Stored records:
——————————
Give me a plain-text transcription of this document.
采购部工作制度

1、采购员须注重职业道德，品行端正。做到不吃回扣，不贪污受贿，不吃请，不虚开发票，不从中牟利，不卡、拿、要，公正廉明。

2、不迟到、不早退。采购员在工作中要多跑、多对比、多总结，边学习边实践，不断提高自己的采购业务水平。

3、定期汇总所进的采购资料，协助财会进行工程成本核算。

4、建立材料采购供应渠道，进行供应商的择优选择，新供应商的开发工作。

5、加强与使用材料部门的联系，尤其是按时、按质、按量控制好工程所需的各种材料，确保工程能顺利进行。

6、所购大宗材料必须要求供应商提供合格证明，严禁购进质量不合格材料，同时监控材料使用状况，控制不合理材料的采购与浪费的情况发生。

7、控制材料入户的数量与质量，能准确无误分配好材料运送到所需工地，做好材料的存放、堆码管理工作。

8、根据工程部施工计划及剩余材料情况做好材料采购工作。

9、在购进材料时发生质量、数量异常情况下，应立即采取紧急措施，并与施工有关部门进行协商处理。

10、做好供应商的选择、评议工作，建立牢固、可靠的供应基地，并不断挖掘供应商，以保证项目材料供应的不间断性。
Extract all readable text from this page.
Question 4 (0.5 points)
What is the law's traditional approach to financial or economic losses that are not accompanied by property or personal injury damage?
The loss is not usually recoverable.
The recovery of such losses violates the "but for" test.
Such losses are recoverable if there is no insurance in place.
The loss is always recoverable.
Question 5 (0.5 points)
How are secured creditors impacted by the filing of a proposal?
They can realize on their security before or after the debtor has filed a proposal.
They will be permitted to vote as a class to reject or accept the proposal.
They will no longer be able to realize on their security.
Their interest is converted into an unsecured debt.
——————————
Exactly as shown above, return every record.

Give me a plain-text transcription of this document.
采购部工作制度

1、采购员须注重职业道德，品行端正。做到不吃回扣，不贪污受贿，不吃请，不虚开发票，不从中牟利，不卡、拿、要，公正廉明。

2、不迟到、不早退。采购员在工作中要多跑、多对比、多总结，边学习边实践，不断提高自己的采购业务水平。

3、定期汇总所进的采购资料，协助财会进行工程成本核算。

4、建立材料采购供应渠道，进行供应商的择优选择，新供应商的开发工作。

5、加强与使用材料部门的联系，尤其是按时、按质、按量控制好工程所需的各种材料，确保工程能顺利进行。

6、所购大宗材料必须要求供应商提供合格证明，严禁购进质量不合格材料，同时监控材料使用状况，控制不合理材料的采购与浪费的情况发生。

7、控制材料入户的数量与质量，能准确无误分配好材料运送到所需工地，做好材料的存放、堆码管理工作。

8、根据工程部施工计划及剩余材料情况做好材料采购工作。

9、在购进材料时发生质量、数量异常情况下，应立即采取紧急措施，并与施工有关部门进行协商处理。

10、做好供应商的选择、评议工作，建立牢固、可靠的供应基地，并不断挖掘供应商，以保证项目材料供应的不间断性。
Extract all readable text from this page.
Question 4 (0.5 points)
What is the law's traditional approach to financial or economic losses that are not accompanied by property or personal injury damage?
The loss is not usually recoverable.
The recovery of such losses violates the "but for" test.
Such losses are recoverable if there is no insurance in place.
The loss is always recoverable.
Question 5 (0.5 points)
How are secured creditors impacted by the filing of a proposal?
They can realize on their security before or after the debtor has filed a proposal.
They will be permitted to vote as a class to reject or accept the proposal.
They will no longer be able to realize on their security.
Their interest is converted into an unsecured debt.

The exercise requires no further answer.